*REQUIREMENT*. Extract all of the entries and give them again, word for word.

START GIVEN INFORMATION

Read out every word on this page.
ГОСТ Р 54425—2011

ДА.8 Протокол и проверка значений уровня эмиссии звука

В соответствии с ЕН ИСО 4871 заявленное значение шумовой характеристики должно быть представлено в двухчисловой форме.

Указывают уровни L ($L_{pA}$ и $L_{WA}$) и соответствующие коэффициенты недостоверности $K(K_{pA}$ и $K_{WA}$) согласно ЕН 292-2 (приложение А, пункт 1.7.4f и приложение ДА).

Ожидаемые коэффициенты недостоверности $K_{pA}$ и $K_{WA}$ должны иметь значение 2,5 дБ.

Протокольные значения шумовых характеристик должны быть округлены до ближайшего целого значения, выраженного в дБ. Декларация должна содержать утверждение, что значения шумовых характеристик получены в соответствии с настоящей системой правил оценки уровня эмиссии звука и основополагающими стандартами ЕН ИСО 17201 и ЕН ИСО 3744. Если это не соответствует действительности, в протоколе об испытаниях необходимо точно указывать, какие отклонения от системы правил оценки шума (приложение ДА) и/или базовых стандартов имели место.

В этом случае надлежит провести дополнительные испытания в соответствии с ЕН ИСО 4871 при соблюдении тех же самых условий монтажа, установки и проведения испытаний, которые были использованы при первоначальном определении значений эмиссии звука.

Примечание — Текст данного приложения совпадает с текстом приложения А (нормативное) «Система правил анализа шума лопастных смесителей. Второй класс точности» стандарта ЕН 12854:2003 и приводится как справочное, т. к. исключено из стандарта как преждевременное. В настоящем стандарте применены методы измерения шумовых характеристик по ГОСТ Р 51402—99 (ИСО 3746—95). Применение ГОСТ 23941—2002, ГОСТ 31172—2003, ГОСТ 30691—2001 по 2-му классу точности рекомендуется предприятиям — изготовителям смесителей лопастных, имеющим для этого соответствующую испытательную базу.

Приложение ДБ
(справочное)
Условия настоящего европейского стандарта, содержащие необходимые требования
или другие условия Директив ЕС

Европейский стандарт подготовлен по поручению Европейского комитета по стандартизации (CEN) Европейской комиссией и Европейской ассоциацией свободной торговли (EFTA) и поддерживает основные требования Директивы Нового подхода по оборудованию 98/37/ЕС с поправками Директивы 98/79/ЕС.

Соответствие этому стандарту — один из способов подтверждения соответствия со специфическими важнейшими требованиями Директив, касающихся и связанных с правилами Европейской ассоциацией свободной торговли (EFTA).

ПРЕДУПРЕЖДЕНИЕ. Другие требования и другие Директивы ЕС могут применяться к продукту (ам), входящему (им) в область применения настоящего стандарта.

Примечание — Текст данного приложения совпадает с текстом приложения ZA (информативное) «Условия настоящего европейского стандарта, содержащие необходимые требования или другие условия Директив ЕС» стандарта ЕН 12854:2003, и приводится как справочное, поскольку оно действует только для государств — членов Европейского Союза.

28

END GIVEN INFORMATION

*EXERCISE RESULT*.
Read out every word on this page.
ГОСТ Р 54425—2011

ДА.8 Протокол и проверка значений уровня эмиссии звука

В соответствии с ЕН ИСО 4871 заявленное значение шумовой характеристики должно быть представлено в двухчисловой форме.

Указывают уровни L ($L_{pA}$ и $L_{WA}$) и соответствующие коэффициенты недостоверности $K(K_{pA}$ и $K_{WA}$) согласно ЕН 292-2 (приложение А, пункт 1.7.4f и приложение ДА).

Ожидаемые коэффициенты недостоверности $K_{pA}$ и $K_{WA}$ должны иметь значение 2,5 дБ.

Протокольные значения шумовых характеристик должны быть округлены до ближайшего целого значения, выраженного в дБ. Декларация должна содержать утверждение, что значения шумовых характеристик получены в соответствии с настоящей системой правил оценки уровня эмиссии звука и основополагающими стандартами ЕН ИСО 17201 и ЕН ИСО 3744. Если это не соответствует действительности, в протоколе об испытаниях необходимо точно указывать, какие отклонения от системы правил оценки шума (приложение ДА) и/или базовых стандартов имели место.

В этом случае надлежит провести дополнительные испытания в соответствии с ЕН ИСО 4871 при соблюдении тех же самых условий монтажа, установки и проведения испытаний, которые были использованы при первоначальном определении значений эмиссии звука.

Примечание — Текст данного приложения совпадает с текстом приложения А (нормативное) «Система правил анализа шума лопастных смесителей. Второй класс точности» стандарта ЕН 12854:2003 и приводится как справочное, т. к. исключено из стандарта как преждевременное. В настоящем стандарте применены методы измерения шумовых характеристик по ГОСТ Р 51402—99 (ИСО 3746—95). Применение ГОСТ 23941—2002, ГОСТ 31172—2003, ГОСТ 30691—2001 по 2-му классу точности рекомендуется предприятиям — изготовителям смесителей лопастных, имеющим для этого соответствующую испытательную базу.

Приложение ДБ
(справочное)
Условия настоящего европейского стандарта, содержащие необходимые требования
или другие условия Директив ЕС

Европейский стандарт подготовлен по поручению Европейского комитета по стандартизации (CEN) Европейской комиссией и Европейской ассоциацией свободной торговли (EFTA) и поддерживает основные требования Директивы Нового подхода по оборудованию 98/37/ЕС с поправками Директивы 98/79/ЕС.

Соответствие этому стандарту — один из способов подтверждения соответствия со специфическими важнейшими требованиями Директив, касающихся и связанных с правилами Европейской ассоциацией свободной торговли (EFTA).

ПРЕДУПРЕЖДЕНИЕ. Другие требования и другие Директивы ЕС могут применяться к продукту (ам), входящему (им) в область применения настоящего стандарта.

Примечание — Текст данного приложения совпадает с текстом приложения ZA (информативное) «Условия настоящего европейского стандарта, содержащие необходимые требования или другие условия Директив ЕС» стандарта ЕН 12854:2003, и приводится как справочное, поскольку оно действует только для государств — членов Европейского Союза.

28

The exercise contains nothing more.